_Work instructions_
Gather every line below where "Video" appears.

_Material provided_
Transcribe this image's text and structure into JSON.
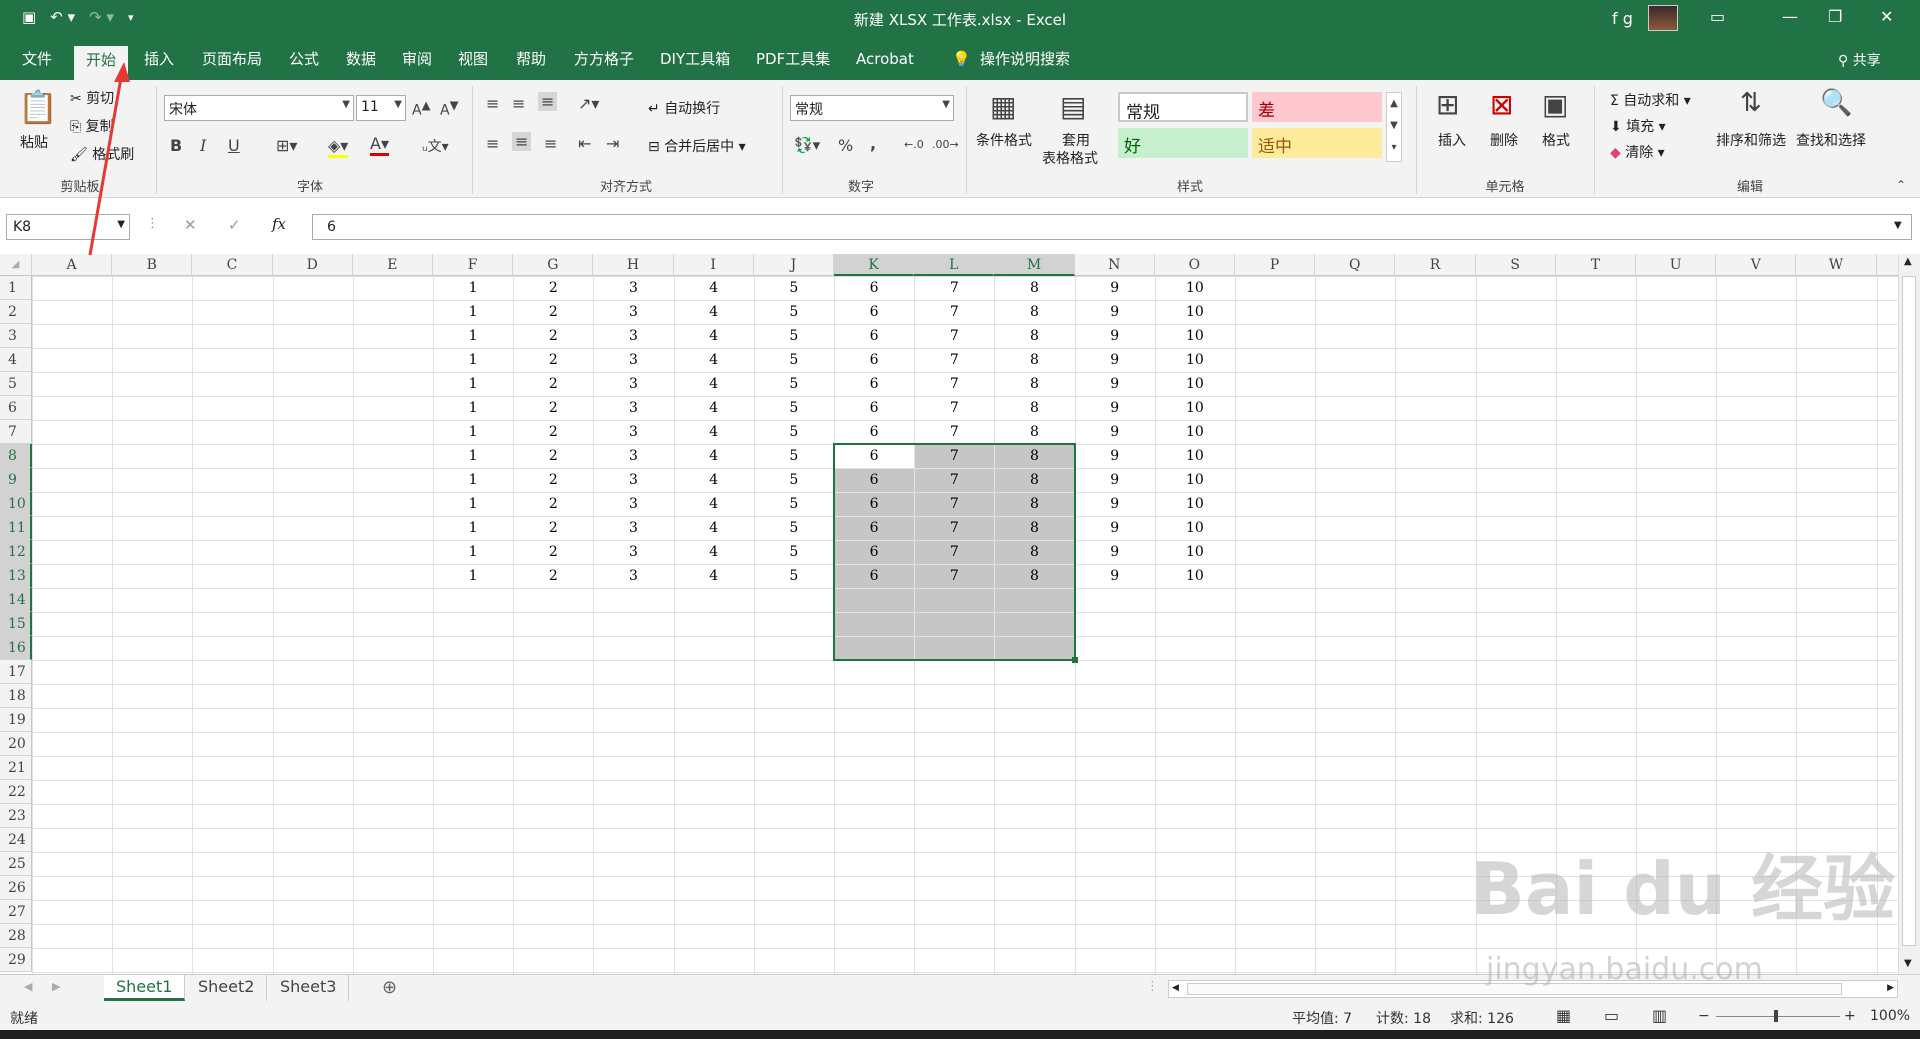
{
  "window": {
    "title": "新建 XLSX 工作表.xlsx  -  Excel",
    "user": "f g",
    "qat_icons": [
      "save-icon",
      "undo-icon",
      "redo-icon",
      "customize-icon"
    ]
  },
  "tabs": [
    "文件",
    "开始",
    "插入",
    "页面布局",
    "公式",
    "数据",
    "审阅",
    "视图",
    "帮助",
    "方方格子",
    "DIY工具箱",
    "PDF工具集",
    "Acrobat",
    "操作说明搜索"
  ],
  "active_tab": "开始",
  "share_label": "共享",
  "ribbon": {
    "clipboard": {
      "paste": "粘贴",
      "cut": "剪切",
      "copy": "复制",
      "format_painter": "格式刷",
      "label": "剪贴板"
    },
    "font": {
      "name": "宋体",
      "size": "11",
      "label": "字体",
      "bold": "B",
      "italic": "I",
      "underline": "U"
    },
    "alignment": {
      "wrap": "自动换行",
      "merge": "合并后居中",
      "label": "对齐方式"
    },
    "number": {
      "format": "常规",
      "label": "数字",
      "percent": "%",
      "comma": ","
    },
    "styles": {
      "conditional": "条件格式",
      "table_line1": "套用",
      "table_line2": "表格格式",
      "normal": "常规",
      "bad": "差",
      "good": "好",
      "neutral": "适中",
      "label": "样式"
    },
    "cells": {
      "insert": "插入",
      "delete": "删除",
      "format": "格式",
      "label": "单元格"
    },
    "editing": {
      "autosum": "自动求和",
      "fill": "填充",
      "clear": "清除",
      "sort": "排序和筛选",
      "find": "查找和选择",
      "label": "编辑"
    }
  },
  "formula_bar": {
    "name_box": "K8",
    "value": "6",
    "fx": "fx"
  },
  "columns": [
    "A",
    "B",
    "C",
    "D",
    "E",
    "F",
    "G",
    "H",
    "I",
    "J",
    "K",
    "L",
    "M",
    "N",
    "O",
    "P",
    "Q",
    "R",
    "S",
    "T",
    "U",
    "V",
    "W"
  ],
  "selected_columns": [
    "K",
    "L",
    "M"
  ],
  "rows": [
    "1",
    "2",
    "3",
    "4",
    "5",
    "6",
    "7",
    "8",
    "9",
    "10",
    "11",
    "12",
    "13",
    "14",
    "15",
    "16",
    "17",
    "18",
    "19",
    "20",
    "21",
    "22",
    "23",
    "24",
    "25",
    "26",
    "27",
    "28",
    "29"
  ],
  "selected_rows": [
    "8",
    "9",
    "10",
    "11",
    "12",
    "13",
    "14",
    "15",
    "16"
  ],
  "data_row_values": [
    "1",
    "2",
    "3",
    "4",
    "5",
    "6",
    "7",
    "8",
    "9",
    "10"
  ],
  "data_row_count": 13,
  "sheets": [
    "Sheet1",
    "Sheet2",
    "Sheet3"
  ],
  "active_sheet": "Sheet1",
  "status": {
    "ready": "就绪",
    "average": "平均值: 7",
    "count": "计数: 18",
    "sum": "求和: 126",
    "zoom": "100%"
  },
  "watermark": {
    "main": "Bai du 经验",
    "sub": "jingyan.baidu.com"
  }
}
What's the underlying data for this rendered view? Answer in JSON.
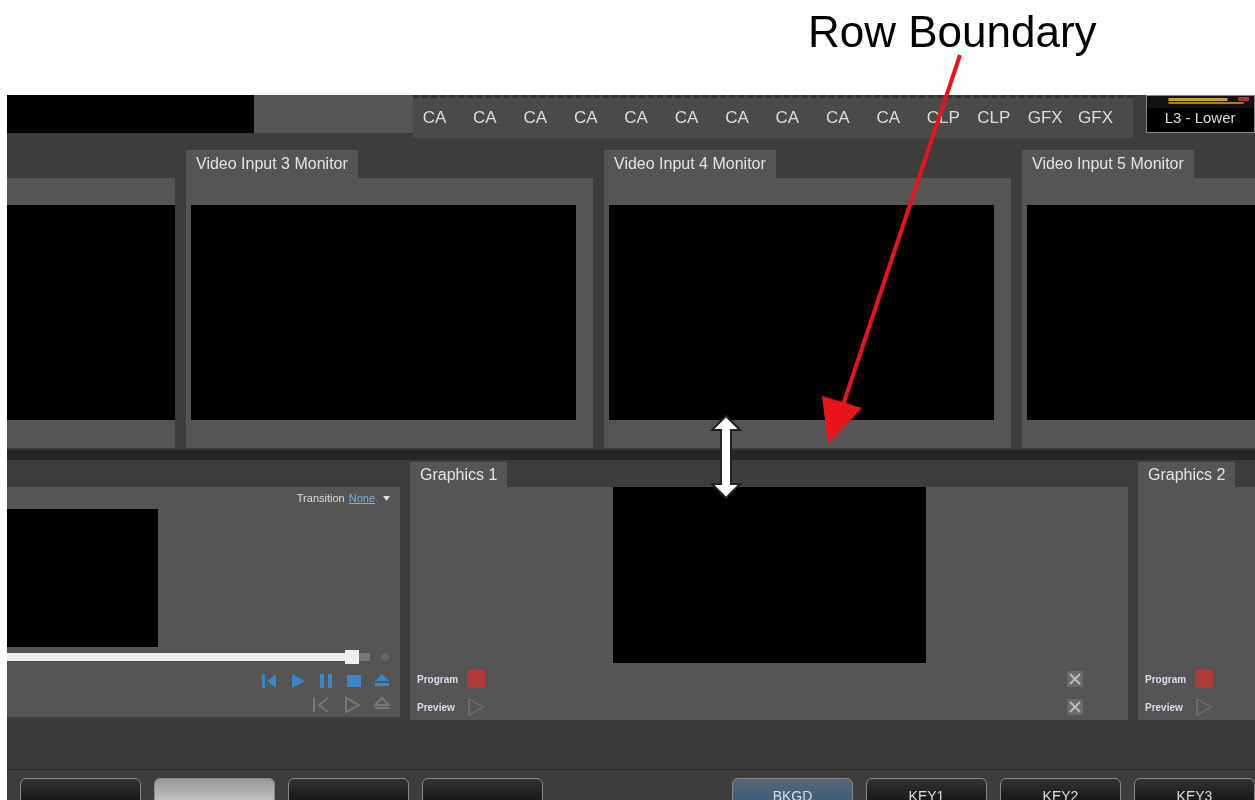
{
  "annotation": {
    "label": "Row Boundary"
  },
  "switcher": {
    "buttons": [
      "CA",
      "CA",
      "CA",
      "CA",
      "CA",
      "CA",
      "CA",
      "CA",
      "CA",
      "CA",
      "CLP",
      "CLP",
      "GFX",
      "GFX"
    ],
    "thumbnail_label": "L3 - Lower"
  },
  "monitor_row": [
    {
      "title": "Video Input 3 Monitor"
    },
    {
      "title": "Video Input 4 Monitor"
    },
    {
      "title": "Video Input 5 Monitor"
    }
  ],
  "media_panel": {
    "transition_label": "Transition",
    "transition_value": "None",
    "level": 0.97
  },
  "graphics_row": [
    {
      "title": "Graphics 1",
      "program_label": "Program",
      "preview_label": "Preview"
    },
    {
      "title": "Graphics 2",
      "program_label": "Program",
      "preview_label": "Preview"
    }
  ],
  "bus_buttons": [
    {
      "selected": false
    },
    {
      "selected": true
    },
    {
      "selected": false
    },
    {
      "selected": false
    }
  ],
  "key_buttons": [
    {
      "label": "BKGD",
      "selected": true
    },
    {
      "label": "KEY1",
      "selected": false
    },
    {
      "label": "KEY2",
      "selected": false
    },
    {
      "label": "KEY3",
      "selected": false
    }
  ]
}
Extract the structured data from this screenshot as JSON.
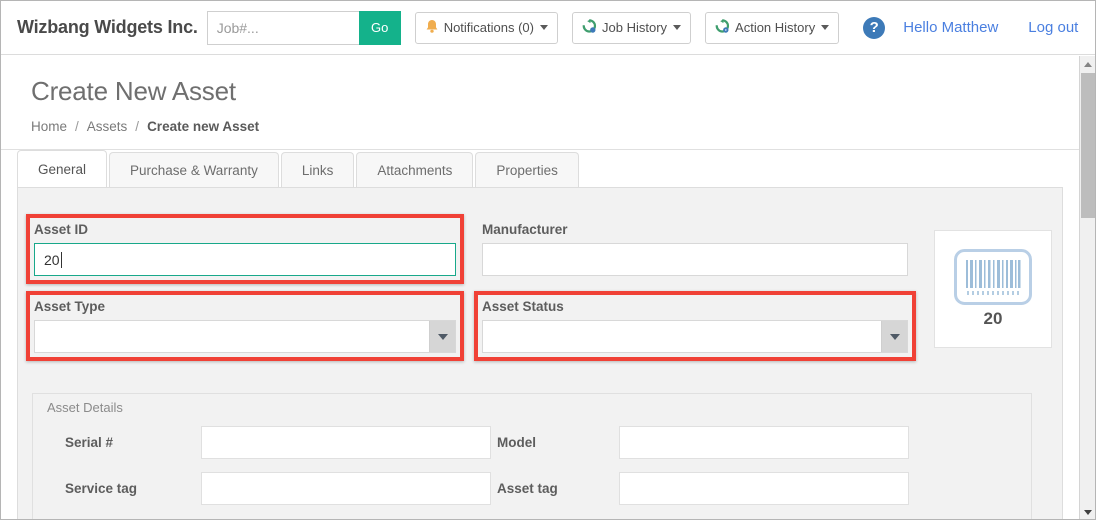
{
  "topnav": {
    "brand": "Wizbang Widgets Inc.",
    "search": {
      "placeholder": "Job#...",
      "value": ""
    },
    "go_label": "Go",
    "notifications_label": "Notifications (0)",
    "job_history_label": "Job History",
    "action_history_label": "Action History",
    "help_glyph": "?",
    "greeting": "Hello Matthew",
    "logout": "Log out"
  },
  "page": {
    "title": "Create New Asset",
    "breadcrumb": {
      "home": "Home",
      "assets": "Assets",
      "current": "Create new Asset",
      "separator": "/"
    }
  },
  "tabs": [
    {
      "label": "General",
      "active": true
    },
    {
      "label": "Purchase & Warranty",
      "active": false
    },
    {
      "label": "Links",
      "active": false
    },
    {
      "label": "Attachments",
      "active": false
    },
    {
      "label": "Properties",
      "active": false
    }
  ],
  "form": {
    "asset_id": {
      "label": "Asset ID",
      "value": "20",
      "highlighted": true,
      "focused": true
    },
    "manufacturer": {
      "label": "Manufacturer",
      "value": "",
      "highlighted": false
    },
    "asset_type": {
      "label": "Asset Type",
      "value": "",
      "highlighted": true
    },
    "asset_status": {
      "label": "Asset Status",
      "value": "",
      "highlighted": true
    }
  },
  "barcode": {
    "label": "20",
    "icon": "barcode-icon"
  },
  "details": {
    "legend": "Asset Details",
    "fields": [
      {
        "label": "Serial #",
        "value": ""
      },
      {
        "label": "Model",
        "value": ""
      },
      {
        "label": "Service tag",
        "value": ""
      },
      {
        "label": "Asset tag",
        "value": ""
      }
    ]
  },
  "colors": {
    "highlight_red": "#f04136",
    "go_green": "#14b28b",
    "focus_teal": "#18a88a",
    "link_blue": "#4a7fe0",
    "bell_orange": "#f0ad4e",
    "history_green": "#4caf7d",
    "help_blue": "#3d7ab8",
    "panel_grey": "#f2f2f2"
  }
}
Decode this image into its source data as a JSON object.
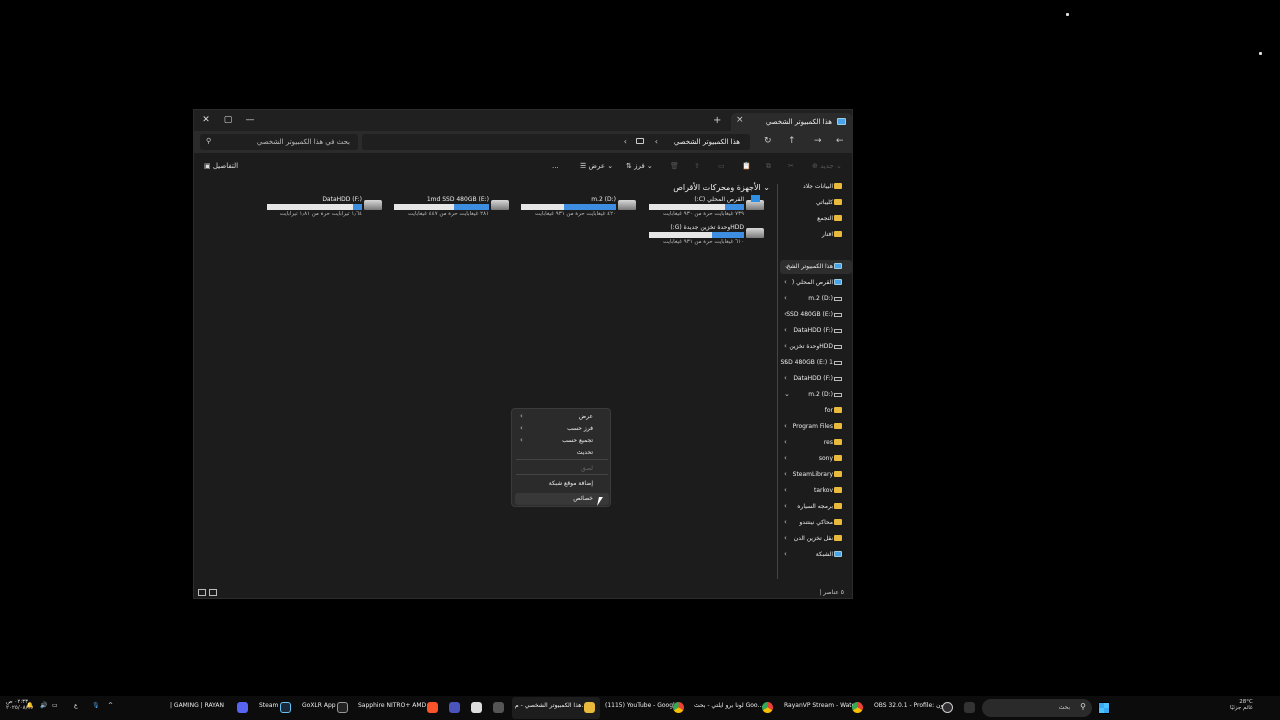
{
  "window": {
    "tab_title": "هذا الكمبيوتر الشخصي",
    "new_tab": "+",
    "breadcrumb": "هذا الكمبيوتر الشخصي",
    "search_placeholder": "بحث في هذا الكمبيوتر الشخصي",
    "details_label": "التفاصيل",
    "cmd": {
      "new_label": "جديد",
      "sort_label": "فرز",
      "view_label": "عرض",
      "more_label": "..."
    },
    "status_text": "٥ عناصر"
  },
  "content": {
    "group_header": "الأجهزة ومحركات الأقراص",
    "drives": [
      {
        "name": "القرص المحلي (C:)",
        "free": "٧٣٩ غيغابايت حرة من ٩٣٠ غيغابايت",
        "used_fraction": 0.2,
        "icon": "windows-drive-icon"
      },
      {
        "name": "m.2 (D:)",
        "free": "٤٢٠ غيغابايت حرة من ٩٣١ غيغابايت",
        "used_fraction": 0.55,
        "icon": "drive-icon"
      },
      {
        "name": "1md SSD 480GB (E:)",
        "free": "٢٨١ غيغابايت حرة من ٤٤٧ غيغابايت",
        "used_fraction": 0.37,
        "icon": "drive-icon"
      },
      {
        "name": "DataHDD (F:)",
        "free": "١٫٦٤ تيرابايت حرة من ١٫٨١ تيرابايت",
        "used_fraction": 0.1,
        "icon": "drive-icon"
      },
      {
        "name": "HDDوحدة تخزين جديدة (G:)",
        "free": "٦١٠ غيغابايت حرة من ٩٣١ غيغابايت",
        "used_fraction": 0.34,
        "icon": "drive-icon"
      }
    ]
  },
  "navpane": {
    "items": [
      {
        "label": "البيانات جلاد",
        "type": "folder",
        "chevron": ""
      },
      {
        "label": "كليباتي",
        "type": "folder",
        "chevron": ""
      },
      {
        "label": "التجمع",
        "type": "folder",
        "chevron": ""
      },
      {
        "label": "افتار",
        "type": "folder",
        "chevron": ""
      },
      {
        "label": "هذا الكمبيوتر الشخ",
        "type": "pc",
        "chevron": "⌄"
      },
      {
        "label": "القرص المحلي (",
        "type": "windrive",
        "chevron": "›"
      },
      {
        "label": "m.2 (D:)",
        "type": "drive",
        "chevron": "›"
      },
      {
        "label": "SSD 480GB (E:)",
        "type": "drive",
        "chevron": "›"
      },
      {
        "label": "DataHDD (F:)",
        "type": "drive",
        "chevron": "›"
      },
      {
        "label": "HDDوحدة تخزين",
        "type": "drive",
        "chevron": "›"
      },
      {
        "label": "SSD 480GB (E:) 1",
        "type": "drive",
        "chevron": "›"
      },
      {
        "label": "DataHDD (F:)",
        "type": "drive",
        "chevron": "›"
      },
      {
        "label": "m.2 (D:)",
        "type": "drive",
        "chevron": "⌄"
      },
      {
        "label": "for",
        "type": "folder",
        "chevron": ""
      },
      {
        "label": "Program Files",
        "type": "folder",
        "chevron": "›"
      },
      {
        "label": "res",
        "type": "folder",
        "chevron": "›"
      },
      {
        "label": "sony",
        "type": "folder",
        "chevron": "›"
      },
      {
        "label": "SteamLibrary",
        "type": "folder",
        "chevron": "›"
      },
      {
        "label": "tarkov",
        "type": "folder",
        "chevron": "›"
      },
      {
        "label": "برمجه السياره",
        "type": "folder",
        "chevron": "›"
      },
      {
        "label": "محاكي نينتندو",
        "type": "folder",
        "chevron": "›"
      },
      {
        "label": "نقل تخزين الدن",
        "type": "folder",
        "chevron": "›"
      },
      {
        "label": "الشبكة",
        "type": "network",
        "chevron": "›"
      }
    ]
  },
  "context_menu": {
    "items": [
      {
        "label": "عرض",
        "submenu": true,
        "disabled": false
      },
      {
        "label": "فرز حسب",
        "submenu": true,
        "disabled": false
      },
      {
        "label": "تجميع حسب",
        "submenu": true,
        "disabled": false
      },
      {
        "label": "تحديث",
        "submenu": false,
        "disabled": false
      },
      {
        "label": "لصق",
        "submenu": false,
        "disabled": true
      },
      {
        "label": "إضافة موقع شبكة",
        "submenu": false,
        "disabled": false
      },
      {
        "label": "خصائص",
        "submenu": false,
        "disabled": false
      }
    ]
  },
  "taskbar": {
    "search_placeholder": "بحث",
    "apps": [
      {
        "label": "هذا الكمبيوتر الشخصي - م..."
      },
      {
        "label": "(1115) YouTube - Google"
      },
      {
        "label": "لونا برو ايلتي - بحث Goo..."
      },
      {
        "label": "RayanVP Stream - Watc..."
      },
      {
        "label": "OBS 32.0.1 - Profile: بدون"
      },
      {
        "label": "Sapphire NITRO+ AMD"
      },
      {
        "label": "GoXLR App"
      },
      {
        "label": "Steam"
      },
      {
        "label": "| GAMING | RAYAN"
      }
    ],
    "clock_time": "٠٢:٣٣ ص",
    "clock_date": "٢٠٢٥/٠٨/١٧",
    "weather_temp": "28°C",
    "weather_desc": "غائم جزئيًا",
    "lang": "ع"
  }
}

_Completed exercise_
      "title": "Video Input 3 Monitor"
      "title": "Video Input 4 Monitor"
      "title": "Video Input 5 Monitor"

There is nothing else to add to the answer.